Pictures do not belong in your copy. Repeat all the other data exactly.

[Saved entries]
== == ==

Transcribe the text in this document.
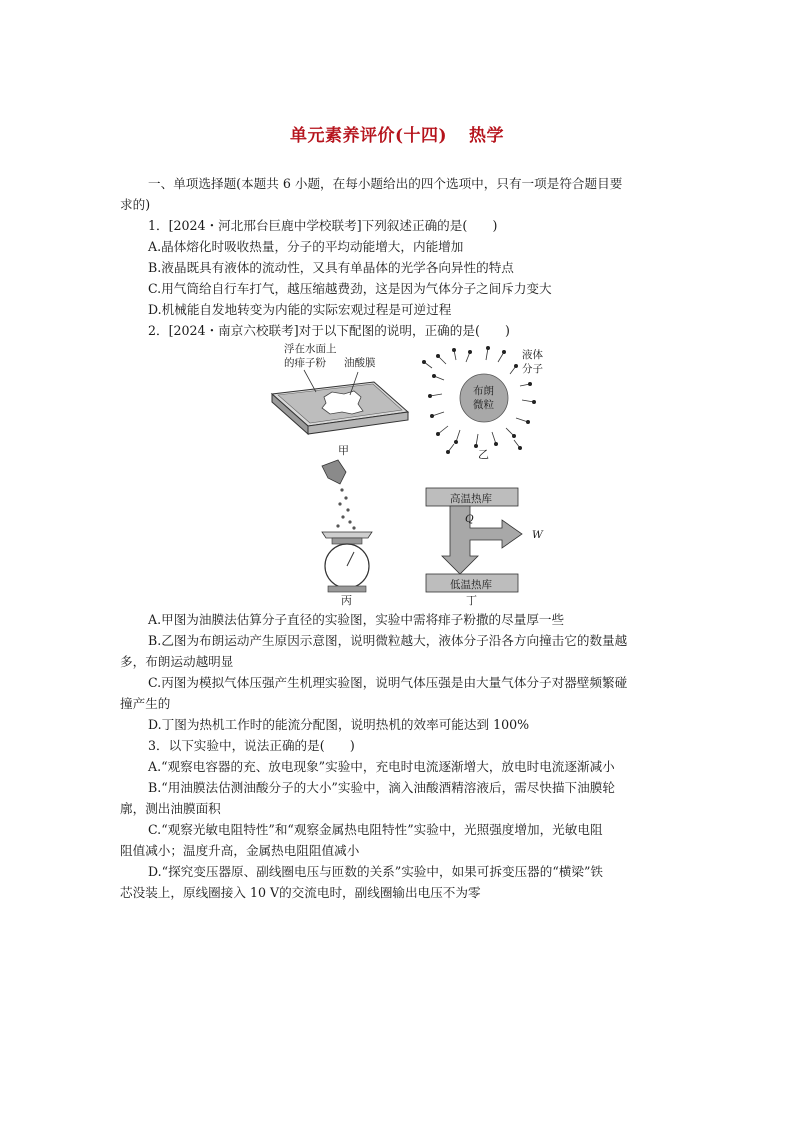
单元素养评价(十四) 热学
一、单项选择题(本题共 6 小题，在每小题给出的四个选项中，只有一项是符合题目要
求的)
1．[2024・河北邢台巨鹿中学校联考]下列叙述正确的是(　　)
A.晶体熔化时吸收热量，分子的平均动能增大，内能增加
B.液晶既具有液体的流动性，又具有单晶体的光学各向异性的特点
C.用气筒给自行车打气，越压缩越费劲，这是因为气体分子之间斥力变大
D.机械能自发地转变为内能的实际宏观过程是可逆过程
2．[2024・南京六校联考]对于以下配图的说明，正确的是(　　)
浮在水面上
的痱子粉 油酸膜
甲
布朗
微粒
液体
分子
乙
丙
高温热库
Q
W
低温热库
丁
A.甲图为油膜法估算分子直径的实验图，实验中需将痱子粉撒的尽量厚一些
B.乙图为布朗运动产生原因示意图，说明微粒越大，液体分子沿各方向撞击它的数量越
多，布朗运动越明显
C.丙图为模拟气体压强产生机理实验图，说明气体压强是由大量气体分子对器壁频繁碰
撞产生的
D.丁图为热机工作时的能流分配图，说明热机的效率可能达到 100%
3．以下实验中，说法正确的是(　　)
A.“观察电容器的充、放电现象”实验中，充电时电流逐渐增大，放电时电流逐渐减小
B.“用油膜法估测油酸分子的大小”实验中，滴入油酸酒精溶液后，需尽快描下油膜轮
廓，测出油膜面积
C.“观察光敏电阻特性”和“观察金属热电阻特性”实验中，光照强度增加，光敏电阻
阻值减小；温度升高，金属热电阻阻值减小
D.“探究变压器原、副线圈电压与匝数的关系”实验中，如果可拆变压器的“横梁”铁
芯没装上，原线圈接入 10 V的交流电时，副线圈输出电压不为零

== == ==

• Output below:
Transcribe the text in this document.
单元素养评价(十四) 热学
一、单项选择题(本题共 6 小题，在每小题给出的四个选项中，只有一项是符合题目要
求的)
1．[2024・河北邢台巨鹿中学校联考]下列叙述正确的是(　　)
A.晶体熔化时吸收热量，分子的平均动能增大，内能增加
B.液晶既具有液体的流动性，又具有单晶体的光学各向异性的特点
C.用气筒给自行车打气，越压缩越费劲，这是因为气体分子之间斥力变大
D.机械能自发地转变为内能的实际宏观过程是可逆过程
2．[2024・南京六校联考]对于以下配图的说明，正确的是(　　)
浮在水面上
的痱子粉 油酸膜
甲
布朗
微粒
液体
分子
乙
丙
高温热库
Q
W
低温热库
丁
A.甲图为油膜法估算分子直径的实验图，实验中需将痱子粉撒的尽量厚一些
B.乙图为布朗运动产生原因示意图，说明微粒越大，液体分子沿各方向撞击它的数量越
多，布朗运动越明显
C.丙图为模拟气体压强产生机理实验图，说明气体压强是由大量气体分子对器壁频繁碰
撞产生的
D.丁图为热机工作时的能流分配图，说明热机的效率可能达到 100%
3．以下实验中，说法正确的是(　　)
A.“观察电容器的充、放电现象”实验中，充电时电流逐渐增大，放电时电流逐渐减小
B.“用油膜法估测油酸分子的大小”实验中，滴入油酸酒精溶液后，需尽快描下油膜轮
廓，测出油膜面积
C.“观察光敏电阻特性”和“观察金属热电阻特性”实验中，光照强度增加，光敏电阻
阻值减小；温度升高，金属热电阻阻值减小
D.“探究变压器原、副线圈电压与匝数的关系”实验中，如果可拆变压器的“横梁”铁
芯没装上，原线圈接入 10 V的交流电时，副线圈输出电压不为零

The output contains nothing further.